*Given passage*.
** Start **

Filed under: Alston,children,food,how to,recipes — alison @ 22:12

Scrambled eggs are so simple that most people don’t know there’s a way to make them. I have often seen people break eggs directly into a hot frying pan and stir frantically until they had a pile of tough, dry crumbs. This does not produce a yummy meal, but scrambled eggs can be very yummy.

Eggs
1 tbs milk or water per egg
Butter to taste
Salt and chili (not cayenne) powder
Cheese (optional)
Heavy frying pan (use a cast iron pan for more nutrition unless you can taste the iron)

Melt butter in the frying pan on medium-low heat.

Beat the eggs and milk or water gently with a fork. You aren’t going for perfect uniformity and you certainly don’t want froth.

Pour the eggs out into the frying pan… and don’t touch them. Not right away. If you want you can lay thin slices of cheese in the liquid egg at this point. Let them cook gently until the bottom 2-3 mm are set. Use a spatula to gently push the set egg into a heap in the middle of the frying pan, letting the liquid egg flow back out to set. Continue until all the egg is set.

** End **

*Required work*.
- 1) Reproduce the scrambled eggs recipe word for word, from "Filed under: Alston,children,food,how" up to and including "don’t want froth.".
- 2) Which categories is the scrambled eggs post filed under? Name all of them.
- 3) Pick up the scrambled eggs recipe after its final sentence and write the next part.

*Material*.
** Start **

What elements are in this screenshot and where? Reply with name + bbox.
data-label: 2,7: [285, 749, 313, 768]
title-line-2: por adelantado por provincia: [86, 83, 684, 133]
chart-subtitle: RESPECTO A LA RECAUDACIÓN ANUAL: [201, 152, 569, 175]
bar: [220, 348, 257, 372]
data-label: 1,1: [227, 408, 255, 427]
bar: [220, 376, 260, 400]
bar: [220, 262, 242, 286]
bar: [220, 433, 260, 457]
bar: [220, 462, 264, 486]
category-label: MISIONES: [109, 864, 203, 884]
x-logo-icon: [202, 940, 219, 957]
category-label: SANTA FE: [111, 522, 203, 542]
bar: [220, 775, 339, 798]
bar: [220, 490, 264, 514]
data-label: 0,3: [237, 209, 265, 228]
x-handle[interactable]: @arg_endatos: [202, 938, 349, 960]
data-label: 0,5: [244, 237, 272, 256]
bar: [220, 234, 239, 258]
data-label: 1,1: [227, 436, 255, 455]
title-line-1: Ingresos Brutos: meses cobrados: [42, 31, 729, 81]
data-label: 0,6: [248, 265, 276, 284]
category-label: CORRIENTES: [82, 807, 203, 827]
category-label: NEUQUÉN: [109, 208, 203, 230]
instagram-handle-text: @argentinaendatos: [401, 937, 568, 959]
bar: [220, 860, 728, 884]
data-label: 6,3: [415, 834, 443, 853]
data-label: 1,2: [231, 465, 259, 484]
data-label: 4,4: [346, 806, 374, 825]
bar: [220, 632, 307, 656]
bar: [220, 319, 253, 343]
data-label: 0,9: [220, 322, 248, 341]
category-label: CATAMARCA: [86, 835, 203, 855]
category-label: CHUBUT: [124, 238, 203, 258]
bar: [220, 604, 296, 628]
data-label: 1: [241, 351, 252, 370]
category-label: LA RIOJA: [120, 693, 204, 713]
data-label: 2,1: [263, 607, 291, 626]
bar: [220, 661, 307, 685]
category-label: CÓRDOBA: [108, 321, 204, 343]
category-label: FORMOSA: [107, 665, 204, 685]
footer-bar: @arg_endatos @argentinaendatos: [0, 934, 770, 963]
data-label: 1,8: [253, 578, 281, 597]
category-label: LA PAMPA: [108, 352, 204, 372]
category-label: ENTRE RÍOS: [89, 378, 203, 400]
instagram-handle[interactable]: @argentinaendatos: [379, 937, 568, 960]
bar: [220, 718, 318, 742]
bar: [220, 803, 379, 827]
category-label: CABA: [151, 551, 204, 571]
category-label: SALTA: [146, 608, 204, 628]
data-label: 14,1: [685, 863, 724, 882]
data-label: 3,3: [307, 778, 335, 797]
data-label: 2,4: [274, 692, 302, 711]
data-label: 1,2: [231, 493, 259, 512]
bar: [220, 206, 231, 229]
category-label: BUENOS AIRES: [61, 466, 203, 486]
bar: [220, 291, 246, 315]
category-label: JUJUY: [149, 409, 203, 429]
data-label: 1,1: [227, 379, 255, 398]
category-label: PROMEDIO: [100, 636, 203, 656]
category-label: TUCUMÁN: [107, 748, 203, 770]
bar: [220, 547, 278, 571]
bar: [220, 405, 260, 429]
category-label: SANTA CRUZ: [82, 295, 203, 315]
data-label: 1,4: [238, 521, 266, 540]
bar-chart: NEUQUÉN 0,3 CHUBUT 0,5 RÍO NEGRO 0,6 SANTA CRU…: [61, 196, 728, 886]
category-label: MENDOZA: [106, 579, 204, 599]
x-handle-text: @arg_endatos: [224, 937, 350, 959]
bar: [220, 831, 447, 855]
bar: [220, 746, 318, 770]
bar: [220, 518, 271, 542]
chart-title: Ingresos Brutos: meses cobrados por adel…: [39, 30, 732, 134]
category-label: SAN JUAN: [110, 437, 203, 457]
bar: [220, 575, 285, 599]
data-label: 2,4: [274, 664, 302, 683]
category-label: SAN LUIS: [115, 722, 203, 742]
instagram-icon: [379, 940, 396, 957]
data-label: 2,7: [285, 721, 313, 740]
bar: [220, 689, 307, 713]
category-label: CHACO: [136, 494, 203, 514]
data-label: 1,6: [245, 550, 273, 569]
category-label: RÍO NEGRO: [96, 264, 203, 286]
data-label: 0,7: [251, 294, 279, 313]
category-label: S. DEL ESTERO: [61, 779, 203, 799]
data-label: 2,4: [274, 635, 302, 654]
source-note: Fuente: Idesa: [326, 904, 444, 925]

** End **

*Answer list*.
- 1)
Filed under: Alston,children,food,how to,recipes — alison @ 22:12

Scrambled eggs are so simple that most people don’t know there’s a way to make them. I have often seen people break eggs directly into a hot frying pan and stir frantically until they had a pile of tough, dry crumbs. This does not produce a yummy meal, but scrambled eggs can be very yummy.

Eggs
1 tbs milk or water per egg
Butter to taste
Salt and chili (not cayenne) powder
Cheese (optional)
Heavy frying pan (use a cast iron pan for more nutrition unless you can taste the iron)

Melt butter in the frying pan on medium-low heat.

Beat the eggs and milk or water gently with a fork. You aren’t going for perfect uniformity and you certainly don’t want froth.

- 2) Alston, children, food, how to, recipes

- 3)
Sprinkle with salt for taste, chili powder for looks.

Eggs cooked this way will be soft and delicious. If soft eggs aren’t your thing, put a lid on the frying pan and leave it off the heat for a few minutes to let the eggs continue to heat.

Eat with hot buttered toast and maybe ketchup. Ketchup sounds scandalous, but scrambled eggs are comfort food. If you loved them with ketchup when you were a little kid, then let yourself enjoy the ketchup now.

3 Comments »

  1. You made me hungry, and I’m all out of eggs! ;) .

    Comment by Michel — Sunday, May 16th, 2010 @ 06:51

  2. Better still, put a 1/2 t of veg or canola oil in the pan and then your butter.
    You can scramble higher and faster this way because the oil will elevate the smoking point of the butter.

    Fresh chives and Italian parsley also match up.

    Why no froth?? Isn’t getting air into your eggs produce a lighter and
    more delicate product?

    Jay

    Comment by Jay Arbetman — Sunday, May 23rd, 2010 @ 01:07

  3. Jay,

    Thanks for the tip about using oil!

    Froth makes the finished product drier and crumblier, less creamy. A lot of omelette recipes have you beat the whites separately, but an omelette is filled with something rich and delicious. Contrast between a fluffy eggy crust and a soft filling is fine, and gives you something between a crêpe and a soufflé. But for straight scrambled eggs, the eggs is all you got so they should be nice and soft just by themselves.